§ **Job**
Which lines below hold the word "from"? Copy all of them.

§ **Working data**
::::
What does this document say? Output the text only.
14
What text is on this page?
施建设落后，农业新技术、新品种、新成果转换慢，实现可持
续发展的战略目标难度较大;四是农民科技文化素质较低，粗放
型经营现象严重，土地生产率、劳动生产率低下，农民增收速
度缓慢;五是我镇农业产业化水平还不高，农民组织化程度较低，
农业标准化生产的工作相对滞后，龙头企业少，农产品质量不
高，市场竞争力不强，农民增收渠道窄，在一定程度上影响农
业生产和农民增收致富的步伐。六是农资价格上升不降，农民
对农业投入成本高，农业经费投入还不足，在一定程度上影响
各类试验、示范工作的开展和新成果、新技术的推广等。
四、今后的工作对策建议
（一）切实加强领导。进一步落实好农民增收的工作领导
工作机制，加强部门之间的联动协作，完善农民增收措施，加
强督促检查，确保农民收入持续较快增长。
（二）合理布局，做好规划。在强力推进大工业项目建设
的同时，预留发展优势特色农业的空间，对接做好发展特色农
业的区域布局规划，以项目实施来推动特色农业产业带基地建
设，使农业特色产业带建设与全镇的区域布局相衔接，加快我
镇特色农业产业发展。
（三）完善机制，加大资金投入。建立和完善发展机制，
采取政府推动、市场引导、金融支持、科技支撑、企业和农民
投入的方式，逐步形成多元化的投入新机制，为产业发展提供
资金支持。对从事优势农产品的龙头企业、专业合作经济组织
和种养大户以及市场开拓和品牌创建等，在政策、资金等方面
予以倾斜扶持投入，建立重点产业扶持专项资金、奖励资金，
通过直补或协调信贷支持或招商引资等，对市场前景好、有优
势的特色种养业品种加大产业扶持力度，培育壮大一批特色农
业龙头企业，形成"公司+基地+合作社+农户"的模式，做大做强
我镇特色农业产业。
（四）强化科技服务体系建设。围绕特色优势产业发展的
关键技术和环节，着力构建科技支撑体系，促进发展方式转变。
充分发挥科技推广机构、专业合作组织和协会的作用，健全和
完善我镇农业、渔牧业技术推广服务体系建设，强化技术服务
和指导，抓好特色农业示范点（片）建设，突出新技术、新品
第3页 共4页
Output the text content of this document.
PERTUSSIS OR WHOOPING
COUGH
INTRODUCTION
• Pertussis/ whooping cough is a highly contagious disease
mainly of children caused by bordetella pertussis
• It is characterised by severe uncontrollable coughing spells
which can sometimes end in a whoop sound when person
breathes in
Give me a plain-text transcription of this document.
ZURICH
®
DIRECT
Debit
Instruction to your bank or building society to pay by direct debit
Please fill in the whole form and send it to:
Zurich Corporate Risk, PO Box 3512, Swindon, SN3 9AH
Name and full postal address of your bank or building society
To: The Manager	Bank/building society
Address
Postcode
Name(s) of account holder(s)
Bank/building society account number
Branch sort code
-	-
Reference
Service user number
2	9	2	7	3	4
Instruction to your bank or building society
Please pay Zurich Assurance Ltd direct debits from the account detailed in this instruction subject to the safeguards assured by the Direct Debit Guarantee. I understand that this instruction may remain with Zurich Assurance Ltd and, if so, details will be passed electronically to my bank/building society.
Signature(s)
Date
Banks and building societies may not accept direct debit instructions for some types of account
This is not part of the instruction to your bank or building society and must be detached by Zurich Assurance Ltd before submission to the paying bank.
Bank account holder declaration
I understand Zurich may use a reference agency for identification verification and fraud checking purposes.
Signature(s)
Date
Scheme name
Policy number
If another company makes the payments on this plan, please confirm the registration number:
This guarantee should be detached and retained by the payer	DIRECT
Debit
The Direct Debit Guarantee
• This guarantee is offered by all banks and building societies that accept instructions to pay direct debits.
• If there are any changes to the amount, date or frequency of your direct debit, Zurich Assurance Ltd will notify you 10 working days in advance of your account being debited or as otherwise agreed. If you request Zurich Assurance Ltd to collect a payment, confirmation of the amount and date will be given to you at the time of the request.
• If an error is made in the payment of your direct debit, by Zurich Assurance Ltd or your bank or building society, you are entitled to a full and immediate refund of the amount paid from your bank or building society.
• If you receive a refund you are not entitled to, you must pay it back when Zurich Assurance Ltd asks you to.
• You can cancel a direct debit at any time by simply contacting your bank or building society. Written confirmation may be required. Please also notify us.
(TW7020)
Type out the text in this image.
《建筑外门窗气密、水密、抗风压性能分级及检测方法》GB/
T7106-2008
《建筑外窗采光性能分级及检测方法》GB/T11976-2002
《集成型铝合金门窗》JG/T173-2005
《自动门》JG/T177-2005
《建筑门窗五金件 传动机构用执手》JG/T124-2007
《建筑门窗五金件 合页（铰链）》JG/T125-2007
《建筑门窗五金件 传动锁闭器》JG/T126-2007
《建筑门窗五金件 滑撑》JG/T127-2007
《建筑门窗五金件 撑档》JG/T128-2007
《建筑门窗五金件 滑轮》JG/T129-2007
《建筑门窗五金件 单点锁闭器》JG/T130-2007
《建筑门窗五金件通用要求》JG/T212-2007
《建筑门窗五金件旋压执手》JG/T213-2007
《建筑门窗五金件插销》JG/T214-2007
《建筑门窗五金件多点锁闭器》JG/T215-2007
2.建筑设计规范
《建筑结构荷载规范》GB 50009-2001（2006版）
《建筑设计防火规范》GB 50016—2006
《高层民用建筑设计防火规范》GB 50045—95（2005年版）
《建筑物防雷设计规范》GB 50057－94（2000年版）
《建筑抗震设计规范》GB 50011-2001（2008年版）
::::
§ **Exercise response**
Please pay Zurich Assurance Ltd direct debits from the account detailed in this instruction subject to the safeguards assured by the Direct Debit Guarantee. I understand that this instruction may remain with Zurich Assurance Ltd and, if so, details will be passed electronically to my bank/building society.
• If an error is made in the payment of your direct debit, by Zurich Assurance Ltd or your bank or building society, you are entitled to a full and immediate refund of the amount paid from your bank or building society.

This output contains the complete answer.